Repeat all of the data precisely.

>> Begin

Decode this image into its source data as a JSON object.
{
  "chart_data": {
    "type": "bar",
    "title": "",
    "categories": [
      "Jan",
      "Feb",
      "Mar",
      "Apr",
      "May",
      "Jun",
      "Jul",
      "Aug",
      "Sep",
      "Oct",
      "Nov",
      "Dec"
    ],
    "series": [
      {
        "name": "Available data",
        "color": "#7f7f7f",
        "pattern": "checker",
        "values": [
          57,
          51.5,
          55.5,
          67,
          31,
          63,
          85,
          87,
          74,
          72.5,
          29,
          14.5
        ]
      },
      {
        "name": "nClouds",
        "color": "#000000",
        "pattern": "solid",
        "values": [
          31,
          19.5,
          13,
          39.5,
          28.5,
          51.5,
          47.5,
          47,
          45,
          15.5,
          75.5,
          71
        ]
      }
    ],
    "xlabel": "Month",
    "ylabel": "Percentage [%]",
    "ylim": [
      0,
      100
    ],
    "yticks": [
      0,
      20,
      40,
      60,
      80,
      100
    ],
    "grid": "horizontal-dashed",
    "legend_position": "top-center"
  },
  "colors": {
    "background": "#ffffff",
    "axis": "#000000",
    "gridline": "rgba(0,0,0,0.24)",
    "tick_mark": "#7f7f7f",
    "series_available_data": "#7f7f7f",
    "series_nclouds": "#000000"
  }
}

>> End

_Exercise solution:_
Decode this image into its source data as a JSON object.
{
  "chart_data": {
    "type": "bar",
    "title": "",
    "categories": [
      "Jan",
      "Feb",
      "Mar",
      "Apr",
      "May",
      "Jun",
      "Jul",
      "Aug",
      "Sep",
      "Oct",
      "Nov",
      "Dec"
    ],
    "series": [
      {
        "name": "Available data",
        "color": "#7f7f7f",
        "pattern": "checker",
        "values": [
          57,
          51.5,
          55.5,
          67,
          31,
          63,
          85,
          87,
          74,
          72.5,
          29,
          14.5
        ]
      },
      {
        "name": "nClouds",
        "color": "#000000",
        "pattern": "solid",
        "values": [
          31,
          19.5,
          13,
          39.5,
          28.5,
          51.5,
          47.5,
          47,
          45,
          15.5,
          75.5,
          71
        ]
      }
    ],
    "xlabel": "Month",
    "ylabel": "Percentage [%]",
    "ylim": [
      0,
      100
    ],
    "yticks": [
      0,
      20,
      40,
      60,
      80,
      100
    ],
    "grid": "horizontal-dashed",
    "legend_position": "top-center"
  },
  "colors": {
    "background": "#ffffff",
    "axis": "#000000",
    "gridline": "rgba(0,0,0,0.24)",
    "tick_mark": "#7f7f7f",
    "series_available_data": "#7f7f7f",
    "series_nclouds": "#000000"
  }
}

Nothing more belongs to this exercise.